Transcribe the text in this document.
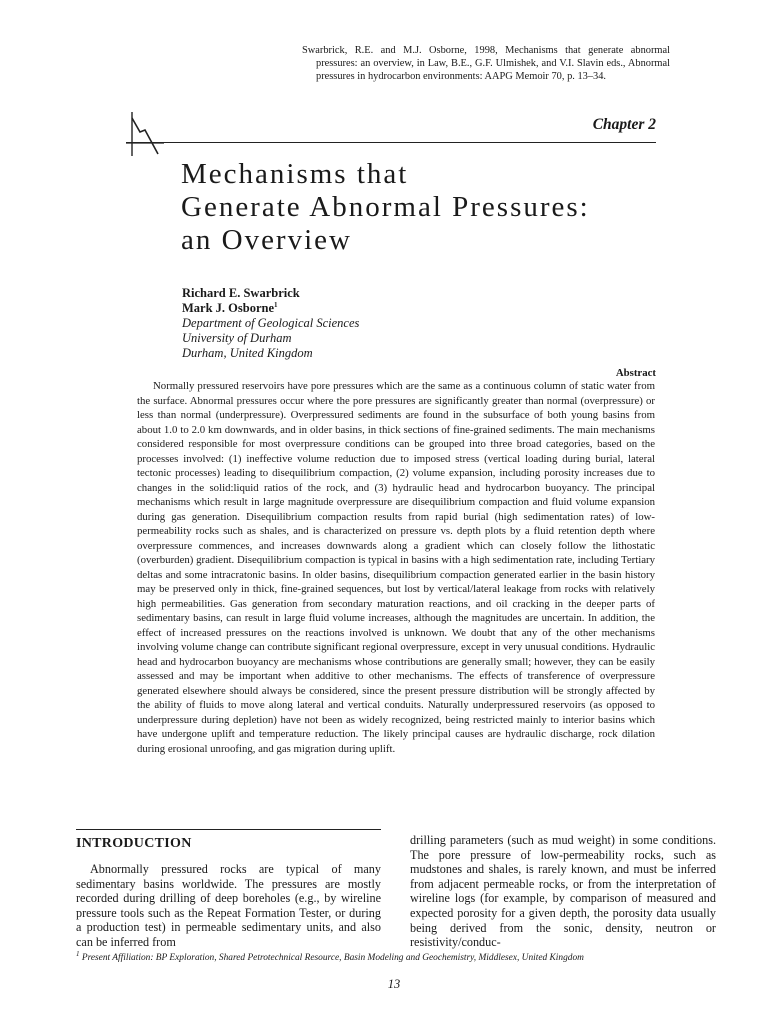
Swarbrick, R.E. and M.J. Osborne, 1998, Mechanisms that generate abnormal pressures: an overview, in Law, B.E., G.F. Ulmishek, and V.I. Slavin eds., Abnormal pressures in hydrocarbon environments: AAPG Memoir 70, p. 13–34.
Chapter 2
Mechanisms that
Generate Abnormal Pressures:
an Overview
Richard E. Swarbrick
Mark J. Osborne$^1$
Department of Geological Sciences
University of Durham
Durham, United Kingdom
Abstract

Normally pressured reservoirs have pore pressures which are the same as a continuous column of static water from the surface. Abnormal pressures occur where the pore pressures are significantly greater than normal (overpressure) or less than normal (underpressure). Overpressured sediments are found in the subsurface of both young basins from about 1.0 to 2.0 km downwards, and in older basins, in thick sections of fine-grained sediments. The main mechanisms considered responsible for most overpressure conditions can be grouped into three broad categories, based on the processes involved: (1) ineffective volume reduction due to imposed stress (vertical loading during burial, lateral tectonic processes) leading to disequilibrium compaction, (2) volume expansion, including porosity increases due to changes in the solid:liquid ratios of the rock, and (3) hydraulic head and hydrocarbon buoyancy. The principal mechanisms which result in large magnitude overpressure are disequilibrium compaction and fluid volume expansion during gas generation. Disequilibrium compaction results from rapid burial (high sedimentation rates) of low-permeability rocks such as shales, and is characterized on pressure vs. depth plots by a fluid retention depth where overpressure commences, and increases downwards along a gradient which can closely follow the lithostatic (overburden) gradient. Disequilibrium compaction is typical in basins with a high sedimentation rate, including Tertiary deltas and some intracratonic basins. In older basins, disequilibrium compaction generated earlier in the basin history may be preserved only in thick, fine-grained sequences, but lost by vertical/lateral leakage from rocks with relatively high permeabilities. Gas generation from secondary maturation reactions, and oil cracking in the deeper parts of sedimentary basins, can result in large fluid volume increases, although the magnitudes are uncertain. In addition, the effect of increased pressures on the reactions involved is unknown. We doubt that any of the other mechanisms involving volume change can contribute significant regional overpressure, except in very unusual conditions. Hydraulic head and hydrocarbon buoyancy are mechanisms whose contributions are generally small; however, they can be easily assessed and may be important when additive to other mechanisms. The effects of transference of overpressure generated elsewhere should always be considered, since the present pressure distribution will be strongly affected by the ability of fluids to move along lateral and vertical conduits. Naturally underpressured reservoirs (as opposed to underpressure during depletion) have not been as widely recognized, being restricted mainly to interior basins which have undergone uplift and temperature reduction. The likely principal causes are hydraulic discharge, rock dilation during erosional unroofing, and gas migration during uplift.

INTRODUCTION

Abnormally pressured rocks are typical of many sedimentary basins worldwide. The pressures are mostly recorded during drilling of deep boreholes (e.g., by wireline pressure tools such as the Repeat Formation Tester, or during a production test) in permeable sedimentary units, and also can be inferred from

drilling parameters (such as mud weight) in some conditions. The pore pressure of low-permeability rocks, such as mudstones and shales, is rarely known, and must be inferred from adjacent permeable rocks, or from the interpretation of wireline logs (for example, by comparison of measured and expected porosity for a given depth, the porosity data usually being derived from the sonic, density, neutron or resistivity/conduc-

$^1$ Present Affiliation: BP Exploration, Shared Petrotechnical Resource, Basin Modeling and Geochemistry, Middlesex, United Kingdom
13
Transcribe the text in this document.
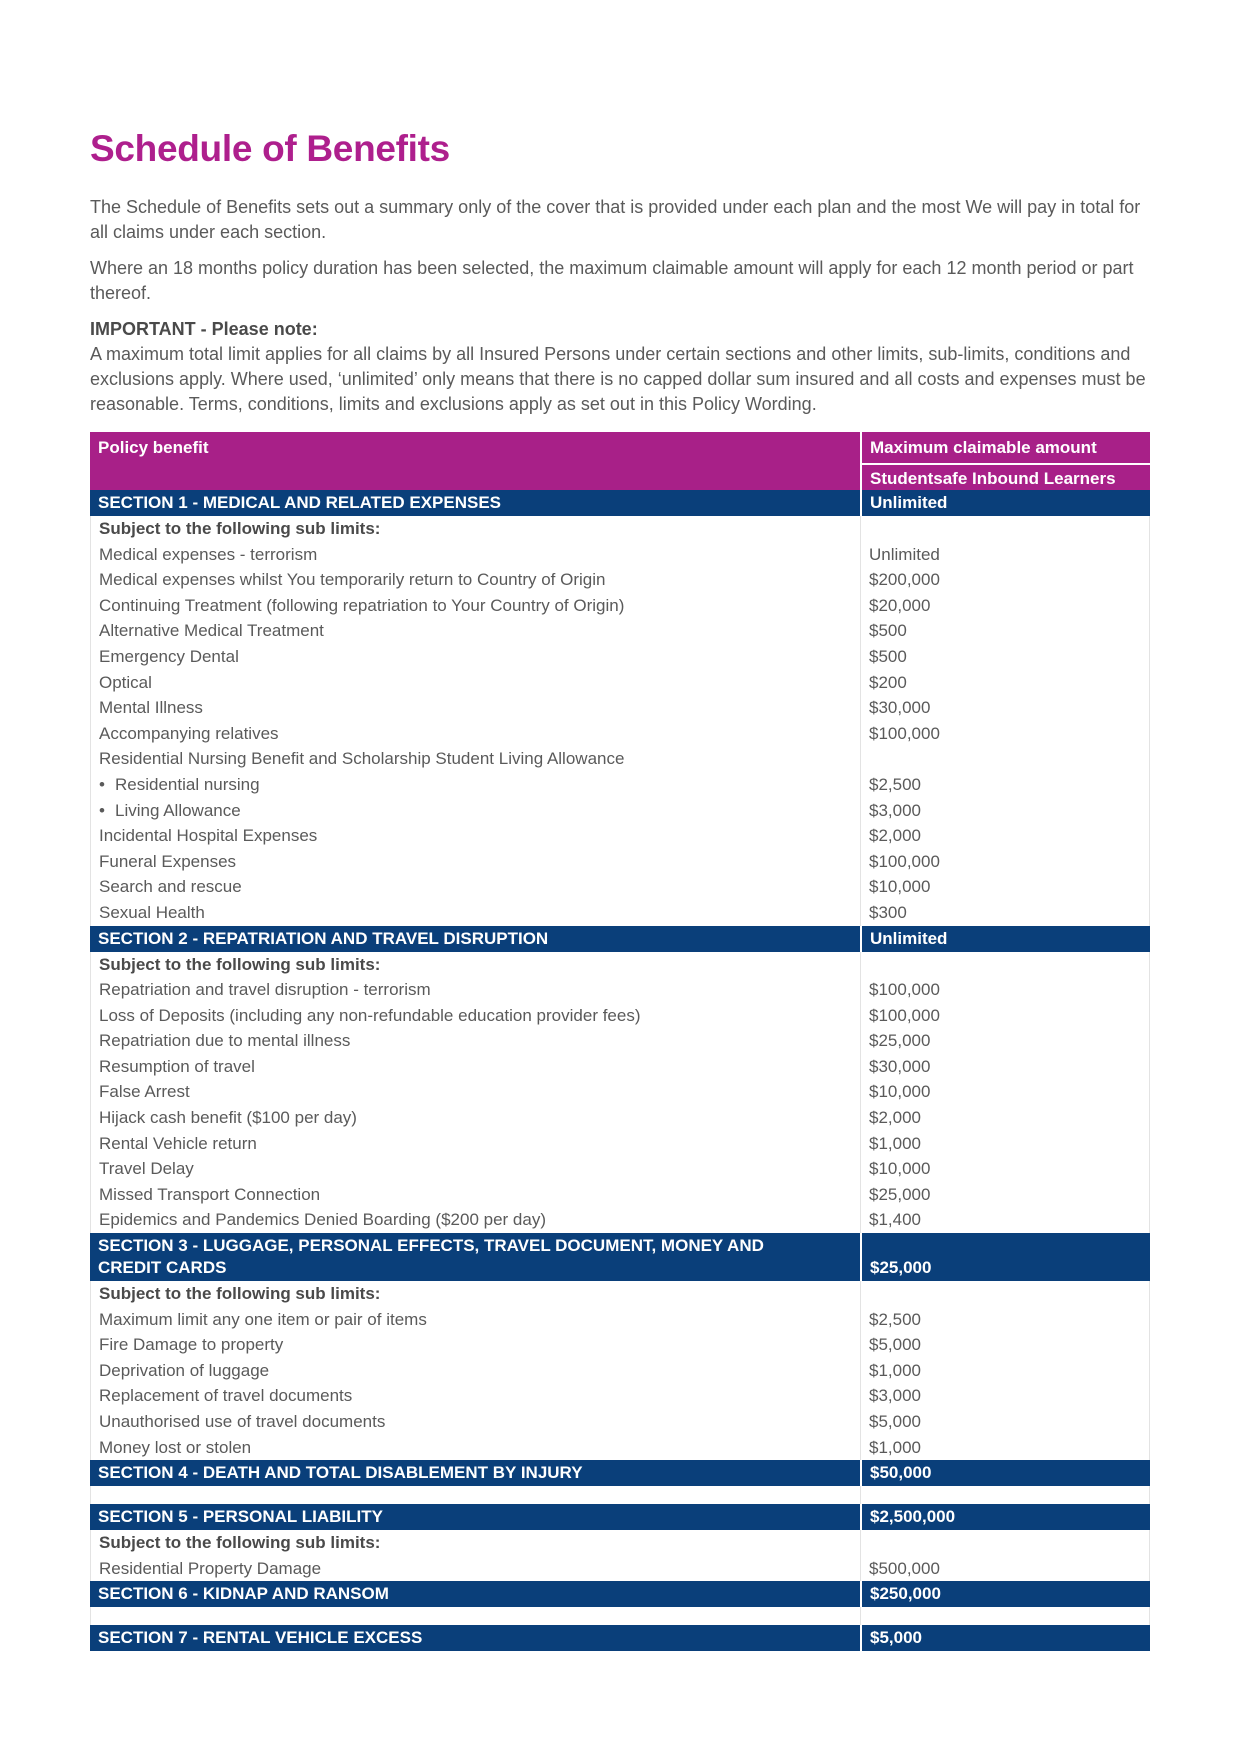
Schedule of Benefits

The Schedule of Benefits sets out a summary only of the cover that is provided under each plan and the most We will pay in total for all claims under each section.

Where an 18 months policy duration has been selected, the maximum claimable amount will apply for each 12 month period or part thereof.

IMPORTANT - Please note:

A maximum total limit applies for all claims by all Insured Persons under certain sections and other limits, sub-limits, conditions and exclusions apply. Where used, ‘unlimited’ only means that there is no capped dollar sum insured and all costs and expenses must be reasonable. Terms, conditions, limits and exclusions apply as set out in this Policy Wording.

Policy benefit	Maximum claimable amount
Studentsafe Inbound Learners
SECTION 1 - MEDICAL AND RELATED EXPENSES	Unlimited
Subject to the following sub limits:
Medical expenses - terrorism	Unlimited
Medical expenses whilst You temporarily return to Country of Origin	$200,000
Continuing Treatment (following repatriation to Your Country of Origin)	$20,000
Alternative Medical Treatment	$500
Emergency Dental	$500
Optical	$200
Mental Illness	$30,000
Accompanying relatives	$100,000
Residential Nursing Benefit and Scholarship Student Living Allowance
• Residential nursing	$2,500
• Living Allowance	$3,000
Incidental Hospital Expenses	$2,000
Funeral Expenses	$100,000
Search and rescue	$10,000
Sexual Health	$300
SECTION 2 - REPATRIATION AND TRAVEL DISRUPTION	Unlimited
Subject to the following sub limits:
Repatriation and travel disruption - terrorism	$100,000
Loss of Deposits (including any non-refundable education provider fees)	$100,000
Repatriation due to mental illness	$25,000
Resumption of travel	$30,000
False Arrest	$10,000
Hijack cash benefit ($100 per day)	$2,000
Rental Vehicle return	$1,000
Travel Delay	$10,000
Missed Transport Connection	$25,000
Epidemics and Pandemics Denied Boarding ($200 per day)	$1,400
SECTION 3 - LUGGAGE, PERSONAL EFFECTS, TRAVEL DOCUMENT, MONEY AND
CREDIT CARDS	$25,000
Subject to the following sub limits:
Maximum limit any one item or pair of items	$2,500
Fire Damage to property	$5,000
Deprivation of luggage	$1,000
Replacement of travel documents	$3,000
Unauthorised use of travel documents	$5,000
Money lost or stolen	$1,000
SECTION 4 - DEATH AND TOTAL DISABLEMENT BY INJURY	$50,000
SECTION 5 - PERSONAL LIABILITY	$2,500,000
Subject to the following sub limits:
Residential Property Damage	$500,000
SECTION 6 - KIDNAP AND RANSOM	$250,000
SECTION 7 - RENTAL VEHICLE EXCESS	$5,000
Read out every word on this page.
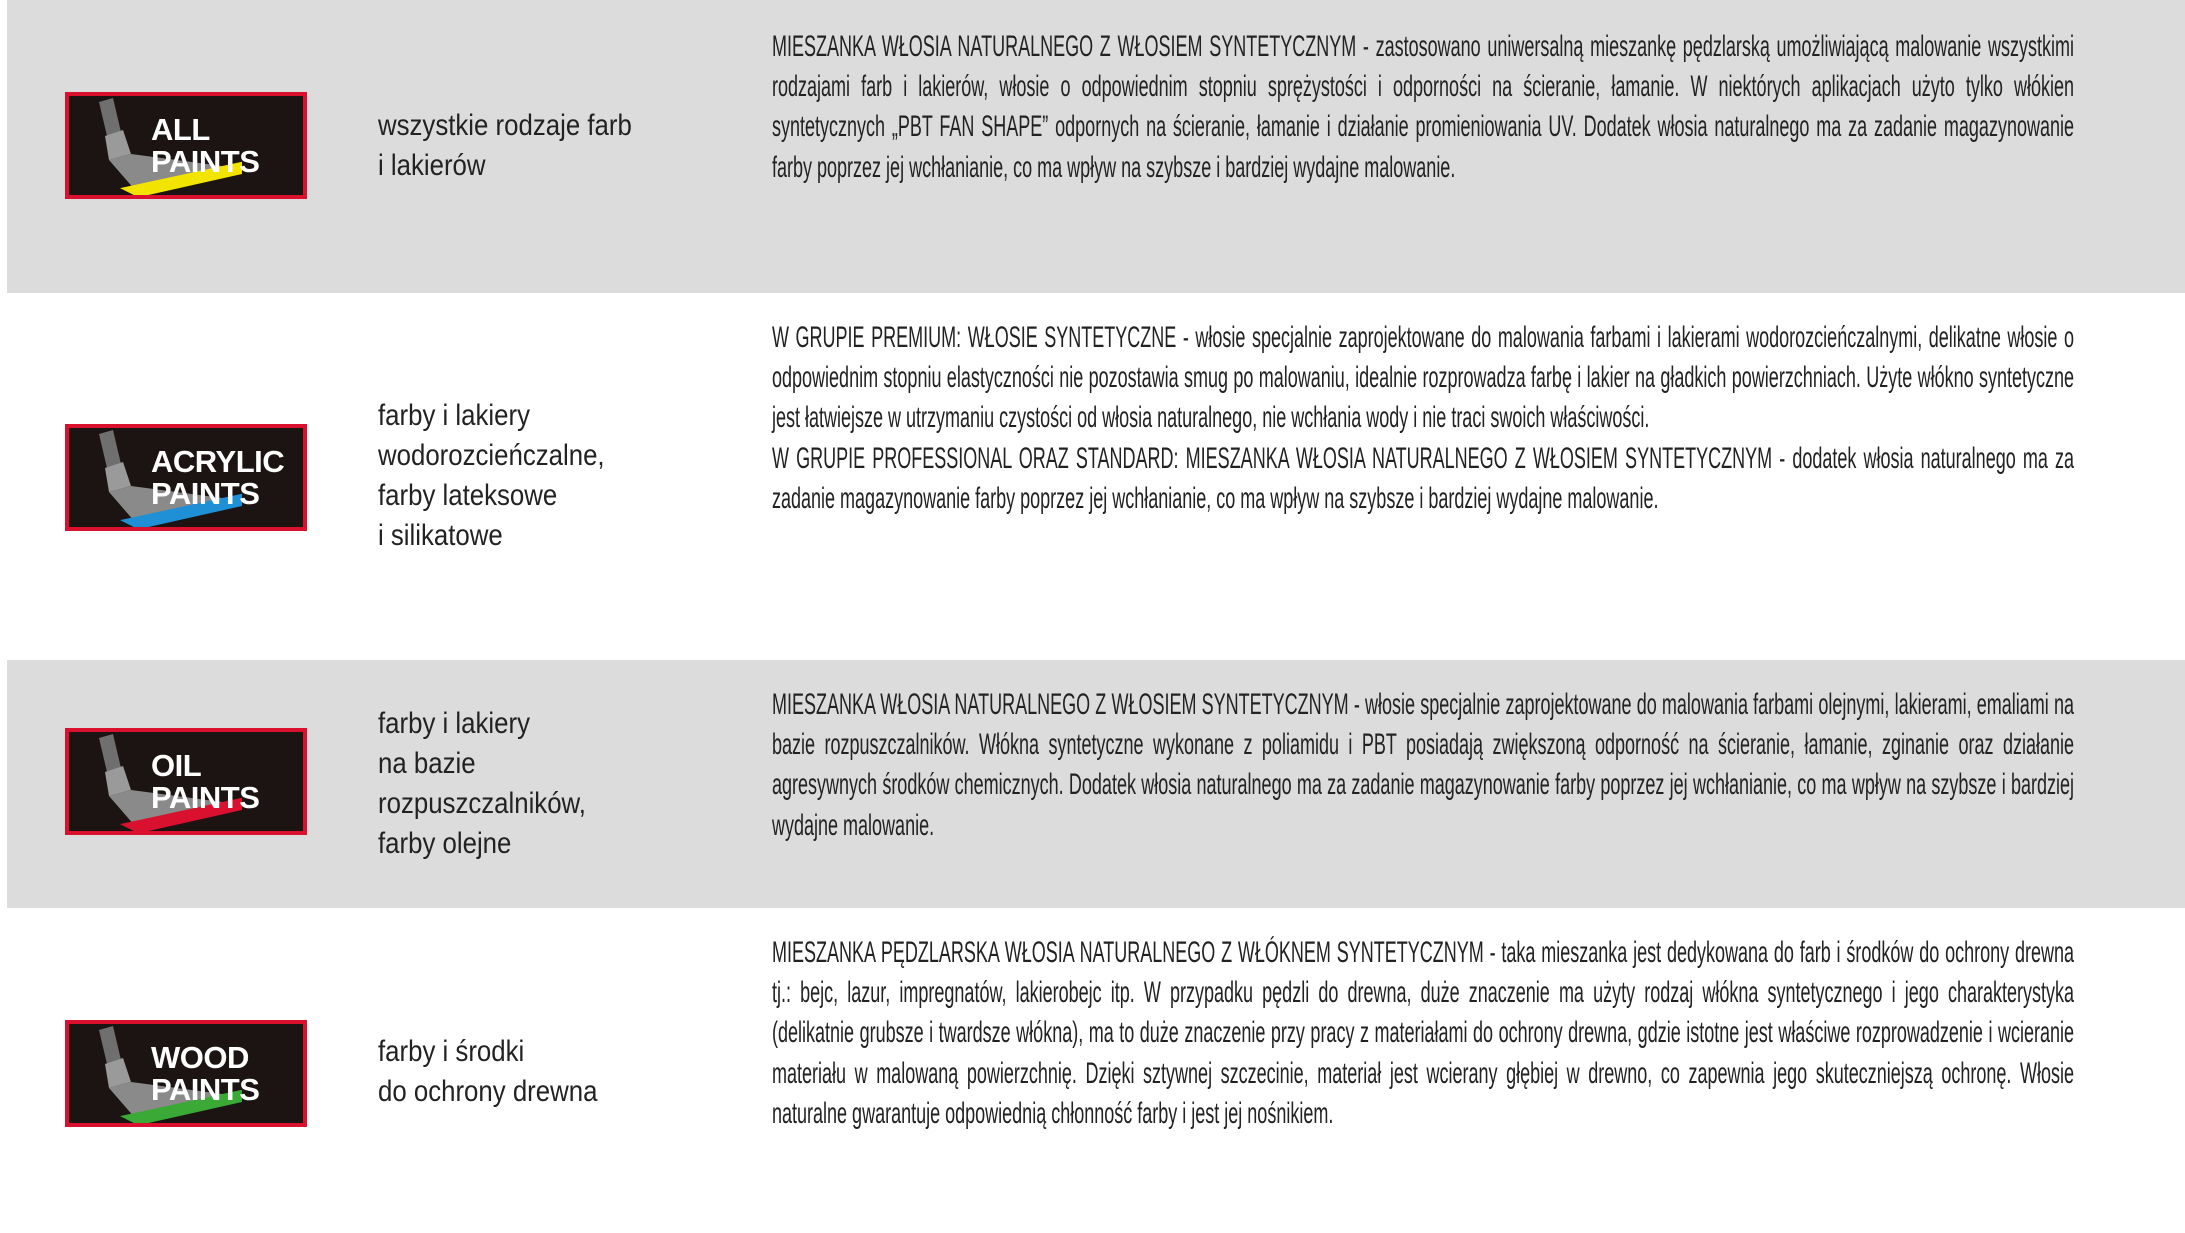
ALL
PAINTS
wszystkie rodzaje farb
i lakierów

MIESZANKA WŁOSIA NATURALNEGO Z WŁOSIEM SYNTETYCZNYM - zastosowano uniwersalną mieszankę pędzlarską umożliwiającą malowanie wszystkimi rodzajami farb i lakierów, włosie o odpowiednim stopniu sprężystości i odporności na ścieranie, łamanie. W niektórych aplikacjach użyto tylko włókien syntetycznych „PBT FAN SHAPE” odpornych na ścieranie, łamanie i działanie promieniowania UV. Dodatek włosia naturalnego ma za zadanie magazynowanie farby poprzez jej wchłanianie, co ma wpływ na szybsze i bardziej wydajne malowanie.

ACRYLIC
PAINTS
farby i lakiery
wodorozcieńczalne,
farby lateksowe
i silikatowe

W GRUPIE PREMIUM: WŁOSIE SYNTETYCZNE - włosie specjalnie zaprojektowane do malowania farbami i lakierami wodorozcieńczalnymi, delikatne włosie o odpowiednim stopniu elastyczności nie pozostawia smug po malowaniu, idealnie rozprowadza farbę i lakier na gładkich powierzchniach. Użyte włókno syntetyczne jest łatwiejsze w utrzymaniu czystości od włosia naturalnego, nie wchłania wody i nie traci swoich właściwości.

W GRUPIE PROFESSIONAL ORAZ STANDARD: MIESZANKA WŁOSIA NATURALNEGO Z WŁOSIEM SYNTETYCZNYM - dodatek włosia naturalnego ma za zadanie magazynowanie farby poprzez jej wchłanianie, co ma wpływ na szybsze i bardziej wydajne malowanie.

OIL
PAINTS
farby i lakiery
na bazie
rozpuszczalników,
farby olejne

MIESZANKA WŁOSIA NATURALNEGO Z WŁOSIEM SYNTETYCZNYM - włosie specjalnie zaprojektowane do malowania farbami olejnymi, lakierami, emaliami na bazie rozpuszczalników. Włókna syntetyczne wykonane z poliamidu i PBT posiadają zwiększoną odporność na ścieranie, łamanie, zginanie oraz działanie agresywnych środków chemicznych. Dodatek włosia naturalnego ma za zadanie magazynowanie farby poprzez jej wchłanianie, co ma wpływ na szybsze i bardziej wydajne malowanie.

WOOD
PAINTS
farby i środki
do ochrony drewna

MIESZANKA PĘDZLARSKA WŁOSIA NATURALNEGO Z WŁÓKNEM SYNTETYCZNYM - taka mieszanka jest dedykowana do farb i środków do ochrony drewna tj.: bejc, lazur, impregnatów, lakierobejc itp. W przypadku pędzli do drewna, duże znaczenie ma użyty rodzaj włókna syntetycznego i jego charakterystyka (delikatnie grubsze i twardsze włókna), ma to duże znaczenie przy pracy z materiałami do ochrony drewna, gdzie istotne jest właściwe rozprowadzenie i wcieranie materiału w malowaną powierzchnię. Dzięki sztywnej szczecinie, materiał jest wcierany głębiej w drewno, co zapewnia jego skuteczniejszą ochronę. Włosie naturalne gwarantuje odpowiednią chłonność farby i jest jej nośnikiem.
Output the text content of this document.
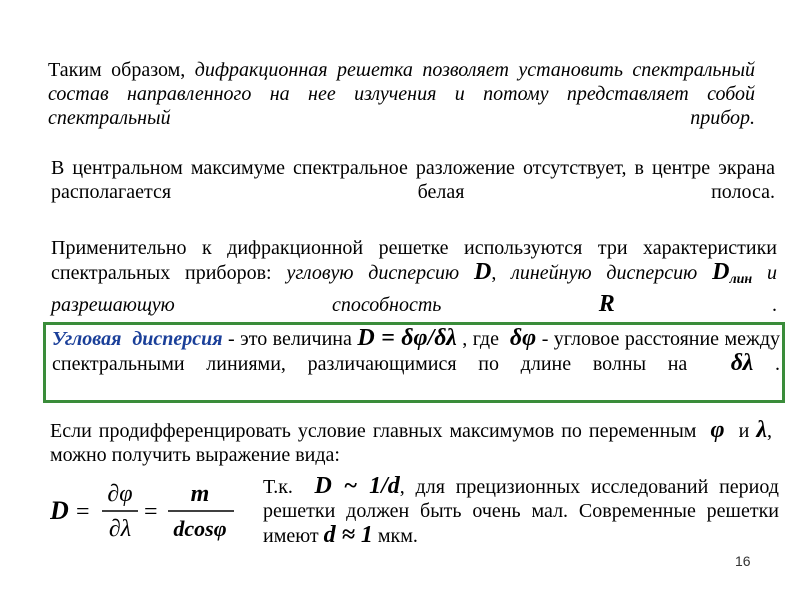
Таким образом, дифракционная решетка позволяет установить спектральный состав направленного на нее излучения и потому представляет собой спектральный прибор.

В центральном максимуме спектральное разложение отсутствует, в центре экрана располагается белая полоса.

Применительно к дифракционной решетке используются три характеристики спектральных приборов: угловую дисперсию D, линейную дисперсию $D_{лин}$ и разрешающую способность	R	.

Угловая дисперсия - это величина D = δφ/δλ , где δφ - угловое расстояние между спектральными линиями, различающимися по длине волны на δλ .

Если продифференцировать условие главных максимумов по переменным φ и λ, можно получить выражение вида:

D =
∂φ
∂λ
=
m
dcosφ

Т.к. D ~ 1/d, для прецизионных исследований период решетки должен быть очень мал. Современные решетки имеют d ≈ 1 мкм.

16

Exercise instructions: Your task is to retype the lines running from the one that contains "Output the text content of this document." through the end of the records, and nothing else. Pictures are not part of the copy.

Result of the task:
Output the text content of this document.
Таким образом, дифракционная решетка позволяет установить спектральный состав направленного на нее излучения и потому представляет собой спектральный прибор.

В центральном максимуме спектральное разложение отсутствует, в центре экрана располагается белая полоса.

Применительно к дифракционной решетке используются три характеристики спектральных приборов: угловую дисперсию D, линейную дисперсию $D_{лин}$ и разрешающую способность	R	.

Угловая дисперсия - это величина D = δφ/δλ , где δφ - угловое расстояние между спектральными линиями, различающимися по длине волны на δλ .

Если продифференцировать условие главных максимумов по переменным φ и λ, можно получить выражение вида:

D =
∂φ
∂λ
=
m
dcosφ

Т.к. D ~ 1/d, для прецизионных исследований период решетки должен быть очень мал. Современные решетки имеют d ≈ 1 мкм.

16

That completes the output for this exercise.